= Stated exercise =
Among the records below, find each line that includes the string "MeetingKing" and copy it.

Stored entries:
◆ ◆ ◆ ◆
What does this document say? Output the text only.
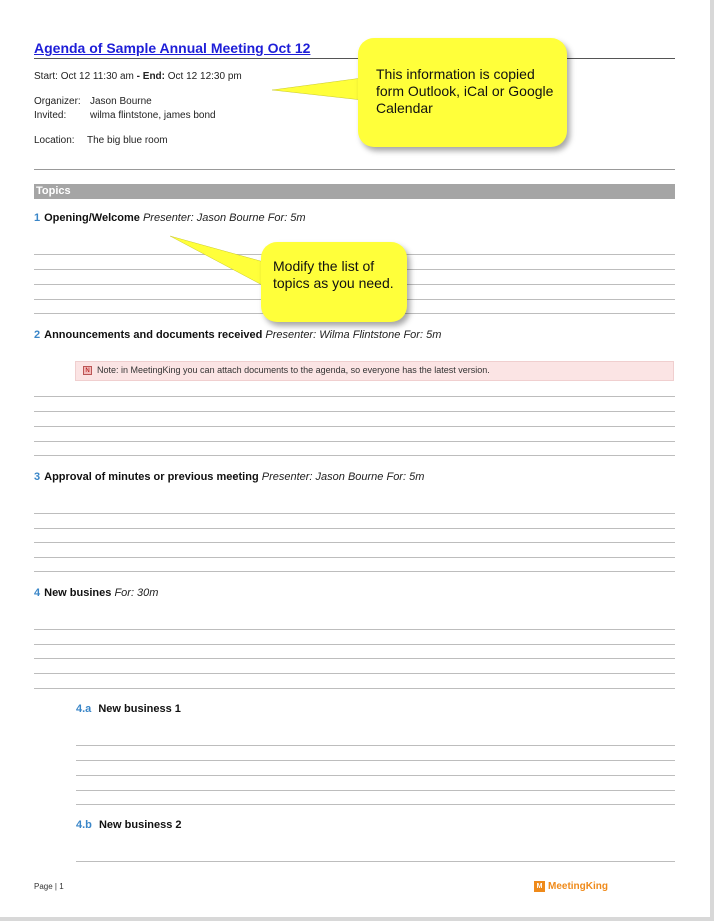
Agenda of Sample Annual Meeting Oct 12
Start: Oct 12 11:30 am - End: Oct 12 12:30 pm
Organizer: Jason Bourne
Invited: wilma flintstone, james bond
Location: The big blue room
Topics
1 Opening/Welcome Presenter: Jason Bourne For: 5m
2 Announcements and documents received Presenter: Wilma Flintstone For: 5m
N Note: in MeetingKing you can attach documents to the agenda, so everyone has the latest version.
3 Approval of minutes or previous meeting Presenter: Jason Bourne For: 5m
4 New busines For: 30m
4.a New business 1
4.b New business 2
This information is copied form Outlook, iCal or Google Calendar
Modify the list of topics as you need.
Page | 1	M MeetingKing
◆ ◆ ◆ ◆
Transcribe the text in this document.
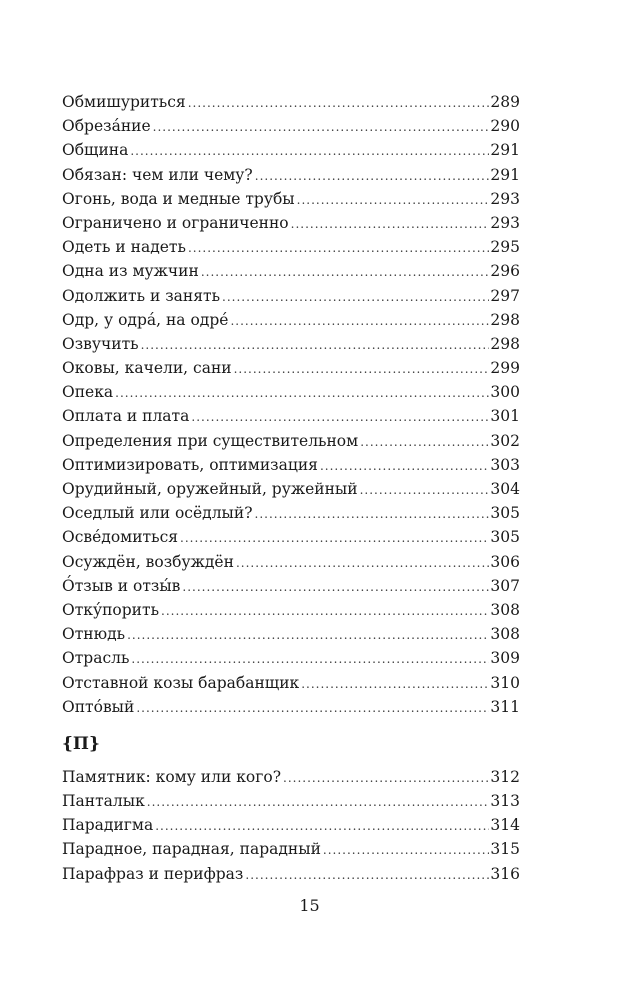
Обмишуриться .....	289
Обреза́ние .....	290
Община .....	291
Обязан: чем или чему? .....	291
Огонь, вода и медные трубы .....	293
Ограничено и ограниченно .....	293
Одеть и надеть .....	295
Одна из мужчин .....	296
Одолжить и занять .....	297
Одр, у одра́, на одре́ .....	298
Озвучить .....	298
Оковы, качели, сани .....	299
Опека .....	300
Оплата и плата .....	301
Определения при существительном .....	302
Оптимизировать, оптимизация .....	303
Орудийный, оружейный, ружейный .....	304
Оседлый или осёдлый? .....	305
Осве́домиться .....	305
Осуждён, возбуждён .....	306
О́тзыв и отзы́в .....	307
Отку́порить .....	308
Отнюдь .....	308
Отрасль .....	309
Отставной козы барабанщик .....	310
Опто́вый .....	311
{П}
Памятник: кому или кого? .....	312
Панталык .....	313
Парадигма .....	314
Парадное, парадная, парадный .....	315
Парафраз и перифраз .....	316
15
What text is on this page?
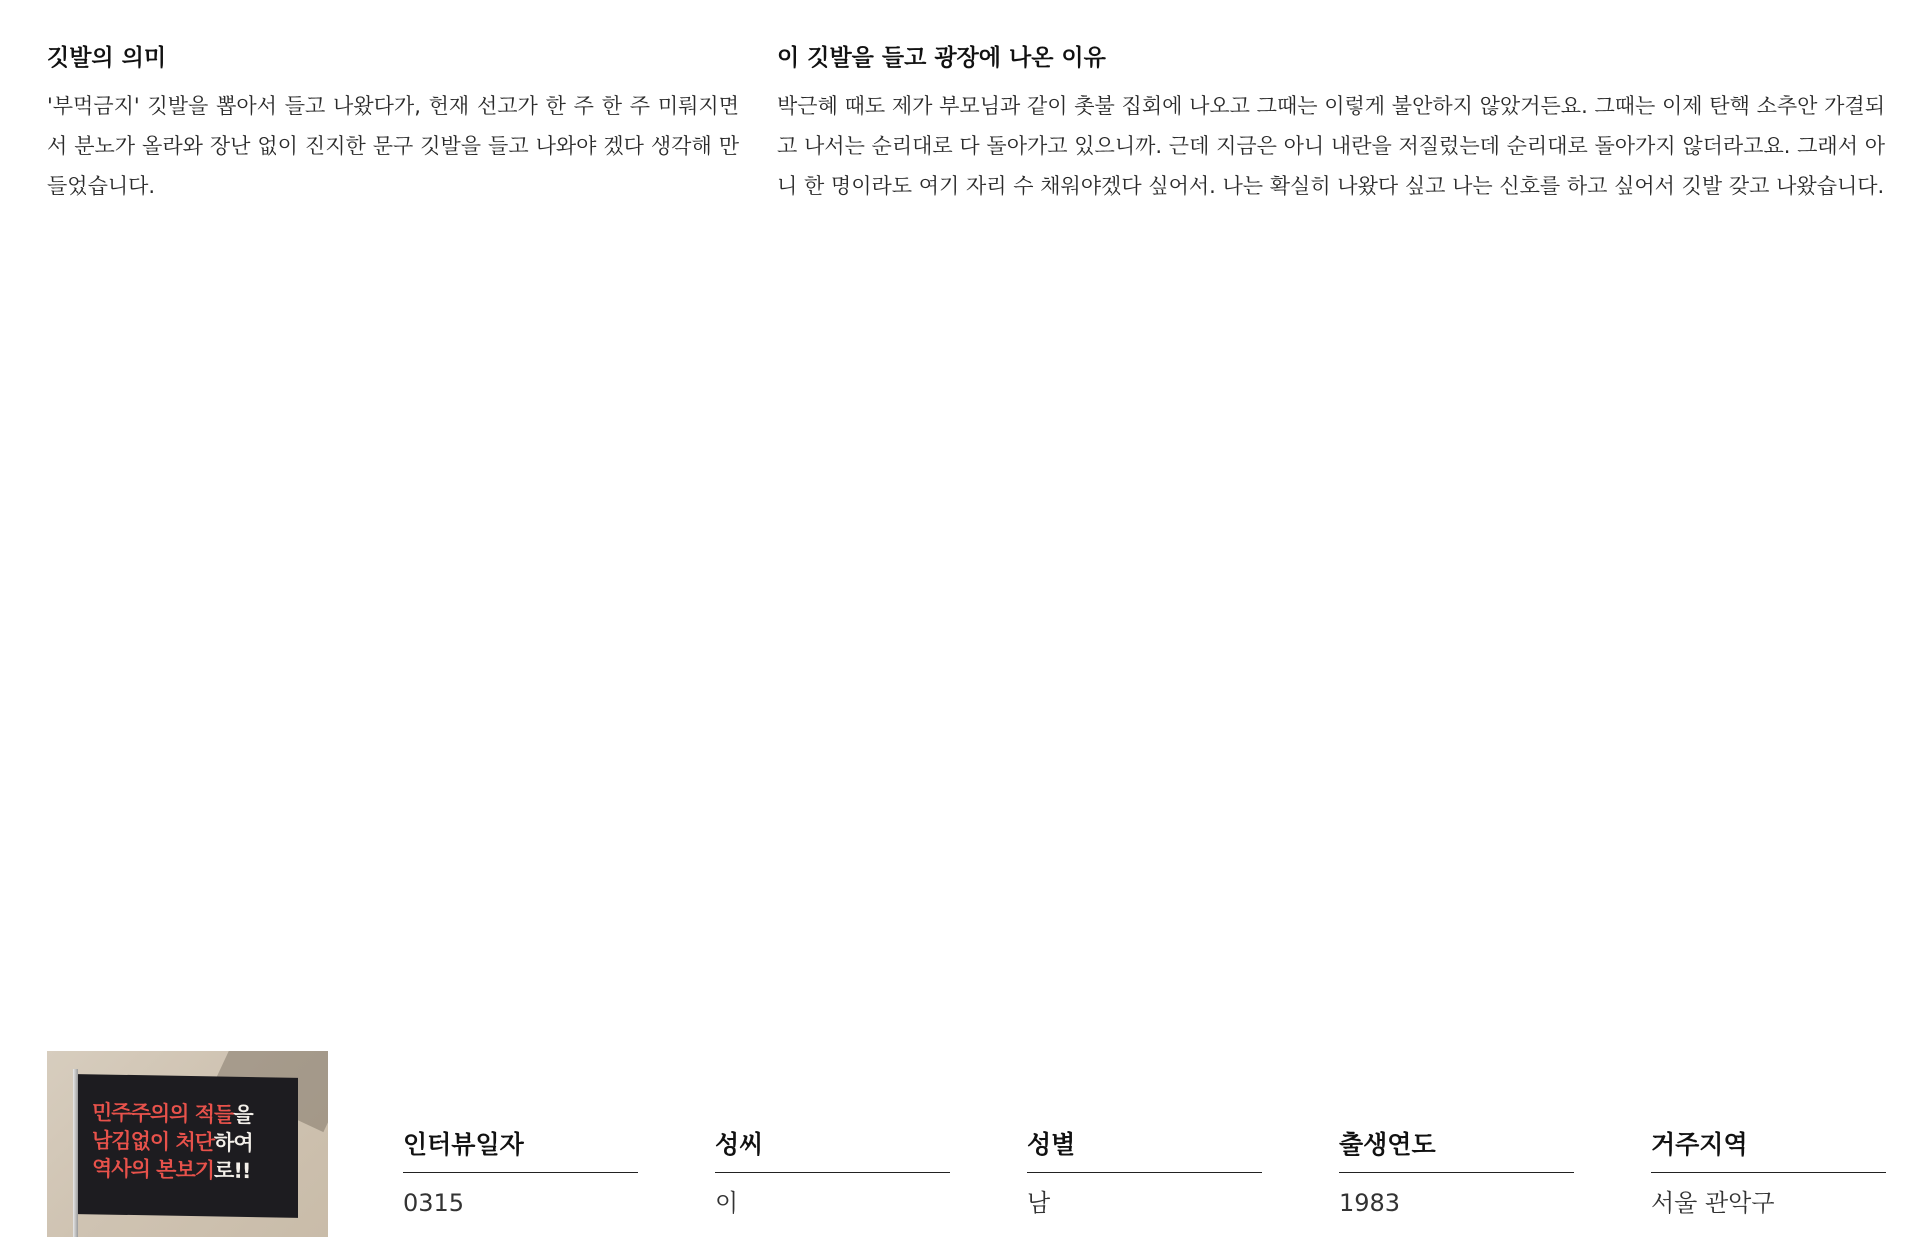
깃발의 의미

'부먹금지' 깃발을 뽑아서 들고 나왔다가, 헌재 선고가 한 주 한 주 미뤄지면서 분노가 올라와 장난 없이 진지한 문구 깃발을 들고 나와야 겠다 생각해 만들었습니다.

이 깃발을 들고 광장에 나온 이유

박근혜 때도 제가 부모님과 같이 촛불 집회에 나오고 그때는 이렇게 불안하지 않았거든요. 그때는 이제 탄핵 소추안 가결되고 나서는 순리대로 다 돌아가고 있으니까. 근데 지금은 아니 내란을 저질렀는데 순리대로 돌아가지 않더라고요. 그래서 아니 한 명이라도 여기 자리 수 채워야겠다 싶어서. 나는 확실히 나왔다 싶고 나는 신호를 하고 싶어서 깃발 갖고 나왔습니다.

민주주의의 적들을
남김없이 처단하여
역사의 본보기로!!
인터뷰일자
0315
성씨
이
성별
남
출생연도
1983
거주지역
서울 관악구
◆ ◆ ◆ ◆
= Result for this exercise =
N Note: in MeetingKing you can attach documents to the agenda, so everyone has the latest version.
Page | 1	M MeetingKing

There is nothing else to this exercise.